(Data excerpts)

++++++++

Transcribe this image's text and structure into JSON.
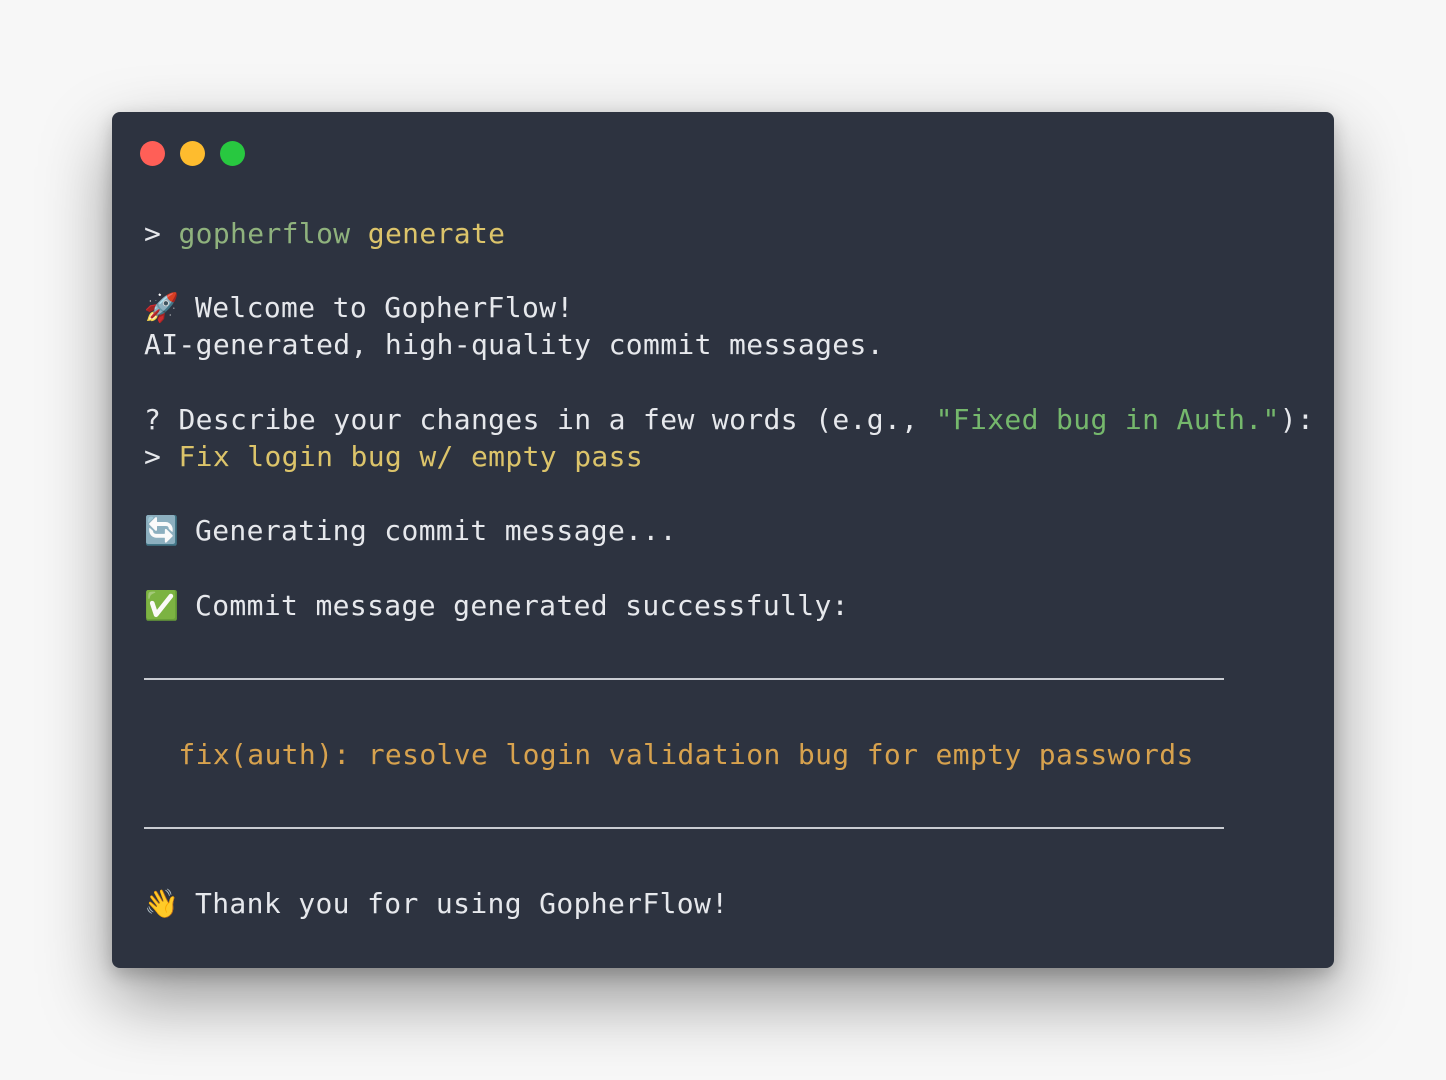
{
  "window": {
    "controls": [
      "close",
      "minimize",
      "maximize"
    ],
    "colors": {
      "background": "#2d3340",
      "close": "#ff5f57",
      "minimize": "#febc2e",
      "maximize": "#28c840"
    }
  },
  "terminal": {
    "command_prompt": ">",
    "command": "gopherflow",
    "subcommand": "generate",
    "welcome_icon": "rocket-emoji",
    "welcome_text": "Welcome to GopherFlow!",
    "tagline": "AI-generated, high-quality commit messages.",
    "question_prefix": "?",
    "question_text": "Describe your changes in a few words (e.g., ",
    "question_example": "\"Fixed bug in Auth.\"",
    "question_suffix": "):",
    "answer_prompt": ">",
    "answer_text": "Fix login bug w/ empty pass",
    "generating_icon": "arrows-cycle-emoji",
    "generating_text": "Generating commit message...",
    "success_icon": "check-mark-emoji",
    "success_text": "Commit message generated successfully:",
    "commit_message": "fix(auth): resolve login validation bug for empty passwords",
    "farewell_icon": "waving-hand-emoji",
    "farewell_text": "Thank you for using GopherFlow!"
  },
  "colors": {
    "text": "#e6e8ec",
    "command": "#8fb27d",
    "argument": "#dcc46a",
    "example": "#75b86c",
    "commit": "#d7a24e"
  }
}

++++++++

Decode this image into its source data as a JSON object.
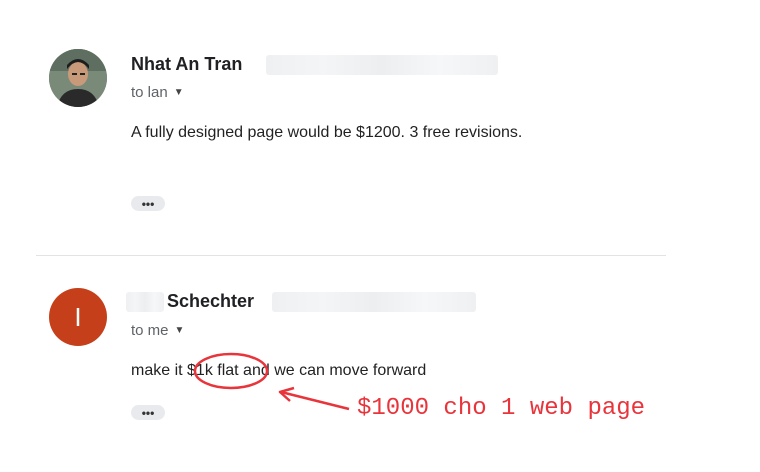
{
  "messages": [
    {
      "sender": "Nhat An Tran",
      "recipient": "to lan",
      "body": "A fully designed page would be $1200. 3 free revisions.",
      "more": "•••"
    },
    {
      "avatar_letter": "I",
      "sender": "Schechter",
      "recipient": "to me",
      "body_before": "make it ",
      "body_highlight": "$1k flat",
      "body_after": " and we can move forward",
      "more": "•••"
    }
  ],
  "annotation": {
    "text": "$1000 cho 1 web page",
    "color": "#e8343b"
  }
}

++++++++

TASK DIRECTIONS:
For the records above, state how many lines include the string "image", giving the number and nothing else.

EXERCISE ANSWER:
2